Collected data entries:
= = =

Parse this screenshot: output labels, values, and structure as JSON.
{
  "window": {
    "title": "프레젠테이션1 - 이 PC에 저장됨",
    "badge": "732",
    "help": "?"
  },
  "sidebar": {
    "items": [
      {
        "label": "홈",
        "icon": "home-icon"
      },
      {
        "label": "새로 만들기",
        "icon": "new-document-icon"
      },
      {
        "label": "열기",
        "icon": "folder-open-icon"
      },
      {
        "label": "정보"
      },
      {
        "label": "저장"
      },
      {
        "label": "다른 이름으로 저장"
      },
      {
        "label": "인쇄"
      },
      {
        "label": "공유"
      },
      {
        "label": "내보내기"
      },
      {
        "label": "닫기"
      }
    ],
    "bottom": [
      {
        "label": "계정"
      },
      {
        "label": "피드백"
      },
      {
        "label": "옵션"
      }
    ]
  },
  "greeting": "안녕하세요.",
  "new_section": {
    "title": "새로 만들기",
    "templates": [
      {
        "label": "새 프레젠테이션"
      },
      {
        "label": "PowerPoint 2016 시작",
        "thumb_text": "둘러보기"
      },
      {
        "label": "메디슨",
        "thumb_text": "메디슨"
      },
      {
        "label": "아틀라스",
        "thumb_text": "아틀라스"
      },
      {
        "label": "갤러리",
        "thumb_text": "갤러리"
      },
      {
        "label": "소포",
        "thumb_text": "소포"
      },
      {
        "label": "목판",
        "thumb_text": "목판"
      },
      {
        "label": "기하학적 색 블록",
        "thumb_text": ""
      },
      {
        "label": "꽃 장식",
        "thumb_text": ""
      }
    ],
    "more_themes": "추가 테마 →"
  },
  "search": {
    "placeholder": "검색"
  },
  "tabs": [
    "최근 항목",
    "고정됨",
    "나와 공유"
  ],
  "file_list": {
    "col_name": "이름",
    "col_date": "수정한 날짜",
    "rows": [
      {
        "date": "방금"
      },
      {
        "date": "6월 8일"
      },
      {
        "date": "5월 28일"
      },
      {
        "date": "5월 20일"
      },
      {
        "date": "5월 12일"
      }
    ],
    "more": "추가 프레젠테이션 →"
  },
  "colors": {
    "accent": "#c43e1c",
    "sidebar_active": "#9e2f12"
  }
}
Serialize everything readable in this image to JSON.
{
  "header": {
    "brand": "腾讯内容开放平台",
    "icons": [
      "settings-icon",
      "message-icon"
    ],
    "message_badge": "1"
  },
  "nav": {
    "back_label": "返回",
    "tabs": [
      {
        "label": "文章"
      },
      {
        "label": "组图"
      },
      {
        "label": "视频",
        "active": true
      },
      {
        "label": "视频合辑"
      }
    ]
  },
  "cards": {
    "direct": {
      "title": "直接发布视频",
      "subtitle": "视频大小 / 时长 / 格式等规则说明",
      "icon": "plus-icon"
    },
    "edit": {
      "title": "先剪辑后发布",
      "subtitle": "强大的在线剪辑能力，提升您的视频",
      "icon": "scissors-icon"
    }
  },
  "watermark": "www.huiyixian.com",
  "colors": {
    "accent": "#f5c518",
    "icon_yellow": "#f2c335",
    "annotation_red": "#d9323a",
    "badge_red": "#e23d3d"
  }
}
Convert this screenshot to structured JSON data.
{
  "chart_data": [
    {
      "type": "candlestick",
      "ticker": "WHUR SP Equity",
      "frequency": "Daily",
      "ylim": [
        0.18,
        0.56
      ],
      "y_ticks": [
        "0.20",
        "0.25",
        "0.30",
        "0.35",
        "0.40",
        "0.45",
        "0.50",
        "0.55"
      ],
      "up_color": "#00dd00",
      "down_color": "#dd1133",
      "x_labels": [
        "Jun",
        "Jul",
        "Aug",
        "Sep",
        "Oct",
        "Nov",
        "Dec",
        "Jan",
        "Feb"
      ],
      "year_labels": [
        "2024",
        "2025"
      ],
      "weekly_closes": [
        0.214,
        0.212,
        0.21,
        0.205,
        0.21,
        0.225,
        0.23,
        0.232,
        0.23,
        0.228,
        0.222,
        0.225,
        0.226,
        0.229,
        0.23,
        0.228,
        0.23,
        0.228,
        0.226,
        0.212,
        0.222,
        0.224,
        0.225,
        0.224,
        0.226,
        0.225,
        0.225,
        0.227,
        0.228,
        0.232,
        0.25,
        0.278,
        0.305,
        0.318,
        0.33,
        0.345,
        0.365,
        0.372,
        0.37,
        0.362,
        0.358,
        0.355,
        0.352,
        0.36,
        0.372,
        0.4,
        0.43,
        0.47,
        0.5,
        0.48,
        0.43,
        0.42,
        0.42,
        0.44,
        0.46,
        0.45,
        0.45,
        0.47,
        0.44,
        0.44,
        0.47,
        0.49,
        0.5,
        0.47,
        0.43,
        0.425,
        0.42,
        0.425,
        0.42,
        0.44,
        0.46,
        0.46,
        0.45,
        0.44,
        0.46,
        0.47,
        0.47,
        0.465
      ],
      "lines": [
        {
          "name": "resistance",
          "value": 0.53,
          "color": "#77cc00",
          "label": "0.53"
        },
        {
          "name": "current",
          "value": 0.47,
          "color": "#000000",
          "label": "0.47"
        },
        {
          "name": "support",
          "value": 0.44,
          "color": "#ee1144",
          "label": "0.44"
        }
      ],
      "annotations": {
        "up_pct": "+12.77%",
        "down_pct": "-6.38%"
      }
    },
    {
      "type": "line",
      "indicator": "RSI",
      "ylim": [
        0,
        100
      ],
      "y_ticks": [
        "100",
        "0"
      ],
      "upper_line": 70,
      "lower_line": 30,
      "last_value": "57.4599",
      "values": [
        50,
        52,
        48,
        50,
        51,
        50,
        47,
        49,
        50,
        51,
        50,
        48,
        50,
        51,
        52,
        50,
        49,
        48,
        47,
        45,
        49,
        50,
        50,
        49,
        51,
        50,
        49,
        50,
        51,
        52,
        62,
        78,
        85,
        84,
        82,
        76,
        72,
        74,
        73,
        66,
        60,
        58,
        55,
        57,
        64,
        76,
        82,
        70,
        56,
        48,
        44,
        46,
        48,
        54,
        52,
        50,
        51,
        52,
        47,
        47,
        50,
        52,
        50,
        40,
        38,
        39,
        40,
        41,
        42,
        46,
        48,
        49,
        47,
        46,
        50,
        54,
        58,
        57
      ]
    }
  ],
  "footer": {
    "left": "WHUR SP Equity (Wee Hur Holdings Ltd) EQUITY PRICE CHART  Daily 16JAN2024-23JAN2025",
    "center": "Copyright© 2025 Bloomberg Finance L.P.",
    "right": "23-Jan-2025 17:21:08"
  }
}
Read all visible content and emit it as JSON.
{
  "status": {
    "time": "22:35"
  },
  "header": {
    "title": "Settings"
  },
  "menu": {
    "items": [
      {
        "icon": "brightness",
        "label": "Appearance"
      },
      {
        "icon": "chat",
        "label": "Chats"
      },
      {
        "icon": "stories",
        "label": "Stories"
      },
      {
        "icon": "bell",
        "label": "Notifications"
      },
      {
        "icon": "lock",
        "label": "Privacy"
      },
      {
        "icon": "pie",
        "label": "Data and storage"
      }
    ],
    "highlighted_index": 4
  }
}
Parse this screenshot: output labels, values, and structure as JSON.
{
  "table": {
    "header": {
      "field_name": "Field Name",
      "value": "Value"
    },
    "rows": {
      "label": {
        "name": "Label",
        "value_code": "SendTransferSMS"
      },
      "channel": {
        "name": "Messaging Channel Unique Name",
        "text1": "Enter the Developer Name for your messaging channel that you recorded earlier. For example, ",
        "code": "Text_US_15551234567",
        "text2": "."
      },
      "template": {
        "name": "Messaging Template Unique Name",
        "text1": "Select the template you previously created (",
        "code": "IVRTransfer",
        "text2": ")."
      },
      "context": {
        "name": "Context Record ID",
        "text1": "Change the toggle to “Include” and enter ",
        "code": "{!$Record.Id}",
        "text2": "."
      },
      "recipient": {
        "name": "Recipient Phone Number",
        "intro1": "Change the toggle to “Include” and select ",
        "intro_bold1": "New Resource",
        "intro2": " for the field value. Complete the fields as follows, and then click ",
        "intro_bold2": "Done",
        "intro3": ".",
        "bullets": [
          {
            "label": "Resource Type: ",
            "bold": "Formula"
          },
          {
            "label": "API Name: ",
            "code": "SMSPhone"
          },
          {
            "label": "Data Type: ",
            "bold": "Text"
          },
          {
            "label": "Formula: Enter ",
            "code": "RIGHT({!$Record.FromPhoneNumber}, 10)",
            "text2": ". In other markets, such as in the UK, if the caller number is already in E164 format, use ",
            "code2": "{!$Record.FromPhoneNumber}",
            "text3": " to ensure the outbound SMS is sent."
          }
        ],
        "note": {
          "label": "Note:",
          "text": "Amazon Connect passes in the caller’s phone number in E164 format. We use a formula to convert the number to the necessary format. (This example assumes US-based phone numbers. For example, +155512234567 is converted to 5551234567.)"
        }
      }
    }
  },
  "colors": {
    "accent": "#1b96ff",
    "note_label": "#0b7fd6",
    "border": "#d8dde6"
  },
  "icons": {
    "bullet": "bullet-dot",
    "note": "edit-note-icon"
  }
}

= = =

• **Written instruction**
For the listing above, identify each line bearing "FromPhoneNumber".

• **Exercise answer**
            "code": "RIGHT({!$Record.FromPhoneNumber}, 10)",
            "code2": "{!$Record.FromPhoneNumber}",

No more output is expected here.